Data listing
## begin
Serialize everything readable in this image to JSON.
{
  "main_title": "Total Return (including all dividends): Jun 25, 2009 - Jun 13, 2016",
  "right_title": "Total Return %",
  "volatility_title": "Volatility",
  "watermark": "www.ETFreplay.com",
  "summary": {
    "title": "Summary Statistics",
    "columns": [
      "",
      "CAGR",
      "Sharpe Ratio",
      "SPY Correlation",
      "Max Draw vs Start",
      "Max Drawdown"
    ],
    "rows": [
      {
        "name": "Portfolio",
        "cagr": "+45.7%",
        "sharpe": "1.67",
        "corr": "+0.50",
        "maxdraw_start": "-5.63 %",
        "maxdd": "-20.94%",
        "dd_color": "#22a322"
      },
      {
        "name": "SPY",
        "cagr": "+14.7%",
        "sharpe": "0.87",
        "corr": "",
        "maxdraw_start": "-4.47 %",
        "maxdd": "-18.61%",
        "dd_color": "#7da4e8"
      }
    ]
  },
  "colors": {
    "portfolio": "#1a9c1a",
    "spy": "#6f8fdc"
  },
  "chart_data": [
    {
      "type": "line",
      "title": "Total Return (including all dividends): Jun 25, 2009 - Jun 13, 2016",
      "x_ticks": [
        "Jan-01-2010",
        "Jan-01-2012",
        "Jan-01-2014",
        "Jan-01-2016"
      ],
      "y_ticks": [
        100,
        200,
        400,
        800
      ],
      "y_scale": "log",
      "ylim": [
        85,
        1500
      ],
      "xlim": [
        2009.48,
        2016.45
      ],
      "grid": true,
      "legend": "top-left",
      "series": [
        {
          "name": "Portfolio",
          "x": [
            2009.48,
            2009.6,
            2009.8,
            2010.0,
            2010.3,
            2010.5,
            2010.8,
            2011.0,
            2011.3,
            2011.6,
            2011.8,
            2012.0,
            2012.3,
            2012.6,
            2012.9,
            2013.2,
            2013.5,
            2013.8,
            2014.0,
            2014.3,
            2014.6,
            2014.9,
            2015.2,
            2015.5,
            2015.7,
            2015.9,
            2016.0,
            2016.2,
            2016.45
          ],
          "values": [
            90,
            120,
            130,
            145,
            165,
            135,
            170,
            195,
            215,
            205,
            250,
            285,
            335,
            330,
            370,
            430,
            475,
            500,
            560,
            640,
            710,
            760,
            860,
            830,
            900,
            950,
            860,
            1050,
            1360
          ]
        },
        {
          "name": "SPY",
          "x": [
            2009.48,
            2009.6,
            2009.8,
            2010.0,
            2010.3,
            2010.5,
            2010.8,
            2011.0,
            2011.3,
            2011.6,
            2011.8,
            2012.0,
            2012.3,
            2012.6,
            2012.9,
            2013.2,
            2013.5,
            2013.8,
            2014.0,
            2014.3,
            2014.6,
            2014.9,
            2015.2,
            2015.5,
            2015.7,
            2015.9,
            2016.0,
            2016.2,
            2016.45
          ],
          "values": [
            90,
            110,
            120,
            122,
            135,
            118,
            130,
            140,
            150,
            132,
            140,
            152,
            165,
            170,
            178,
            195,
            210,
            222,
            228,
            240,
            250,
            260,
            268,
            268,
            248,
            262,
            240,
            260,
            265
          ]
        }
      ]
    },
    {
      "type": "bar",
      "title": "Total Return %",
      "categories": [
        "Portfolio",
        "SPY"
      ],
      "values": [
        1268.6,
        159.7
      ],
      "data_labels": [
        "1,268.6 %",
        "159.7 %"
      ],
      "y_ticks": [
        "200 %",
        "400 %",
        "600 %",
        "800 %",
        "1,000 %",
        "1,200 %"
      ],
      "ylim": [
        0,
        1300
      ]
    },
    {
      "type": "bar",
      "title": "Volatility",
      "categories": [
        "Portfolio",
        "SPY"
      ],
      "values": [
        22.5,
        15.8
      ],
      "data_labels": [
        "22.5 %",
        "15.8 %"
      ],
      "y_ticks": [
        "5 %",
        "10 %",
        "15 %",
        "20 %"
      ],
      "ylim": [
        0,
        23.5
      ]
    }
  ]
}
## end
-- Set exercise --
Pull out every line holding "name" from the records above, and copy it.

-- Response to the exercise --
        "name": "Portfolio",
        "name": "SPY",
          "name": "Portfolio",
          "name": "SPY",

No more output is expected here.